(Excerpts from a figure dataset)
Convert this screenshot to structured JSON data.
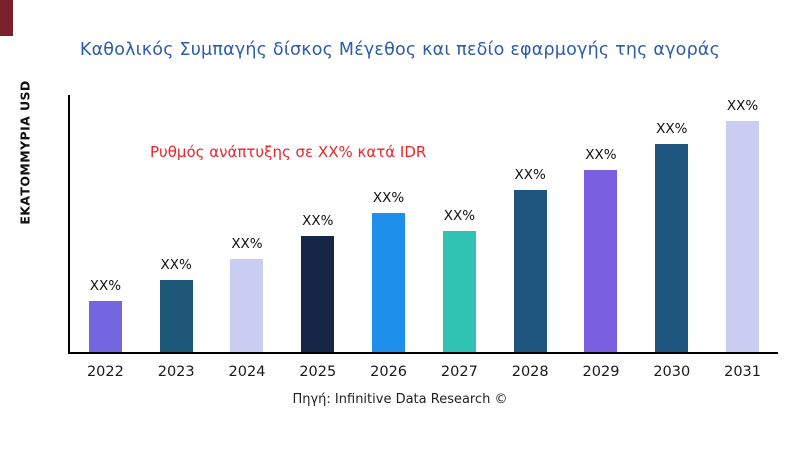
{
  "branding": {
    "corner_mark_color": "#7a2028"
  },
  "chart_data": {
    "type": "bar",
    "title": "Καθολικός Συμπαγής δίσκος Μέγεθος και πεδίο εφαρμογής της αγοράς",
    "title_color": "#2d5ca9",
    "ylabel": "ΕΚΑΤΟΜΜΥΡΙΑ USD",
    "xlabel": "",
    "annotation": "Ρυθμός ανάπτυξης σε XX% κατά IDR",
    "annotation_color": "#e8262d",
    "source": "Πηγή: Infinitive Data Research ©",
    "categories": [
      "2022",
      "2023",
      "2024",
      "2025",
      "2026",
      "2027",
      "2028",
      "2029",
      "2030",
      "2031"
    ],
    "values": [
      20,
      28,
      36,
      45,
      54,
      47,
      63,
      71,
      81,
      90
    ],
    "value_labels": [
      "XX%",
      "XX%",
      "XX%",
      "XX%",
      "XX%",
      "XX%",
      "XX%",
      "XX%",
      "XX%",
      "XX%"
    ],
    "bar_colors": [
      "#7466de",
      "#1e5878",
      "#c9cdf1",
      "#152647",
      "#1e8fea",
      "#30c3b3",
      "#1e567f",
      "#7a5fe0",
      "#1e567f",
      "#c9cdf1"
    ],
    "ylim": [
      0,
      100
    ],
    "grid": false,
    "legend": null,
    "y_tick_labels_shown": false
  }
}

Written problem: Print out the material word for word, omitting the pictures.

Task solution:
Convert this screenshot to structured JSON data.
{
  "branding": {
    "corner_mark_color": "#7a2028"
  },
  "chart_data": {
    "type": "bar",
    "title": "Καθολικός Συμπαγής δίσκος Μέγεθος και πεδίο εφαρμογής της αγοράς",
    "title_color": "#2d5ca9",
    "ylabel": "ΕΚΑΤΟΜΜΥΡΙΑ USD",
    "xlabel": "",
    "annotation": "Ρυθμός ανάπτυξης σε XX% κατά IDR",
    "annotation_color": "#e8262d",
    "source": "Πηγή: Infinitive Data Research ©",
    "categories": [
      "2022",
      "2023",
      "2024",
      "2025",
      "2026",
      "2027",
      "2028",
      "2029",
      "2030",
      "2031"
    ],
    "values": [
      20,
      28,
      36,
      45,
      54,
      47,
      63,
      71,
      81,
      90
    ],
    "value_labels": [
      "XX%",
      "XX%",
      "XX%",
      "XX%",
      "XX%",
      "XX%",
      "XX%",
      "XX%",
      "XX%",
      "XX%"
    ],
    "bar_colors": [
      "#7466de",
      "#1e5878",
      "#c9cdf1",
      "#152647",
      "#1e8fea",
      "#30c3b3",
      "#1e567f",
      "#7a5fe0",
      "#1e567f",
      "#c9cdf1"
    ],
    "ylim": [
      0,
      100
    ],
    "grid": false,
    "legend": null,
    "y_tick_labels_shown": false
  }
}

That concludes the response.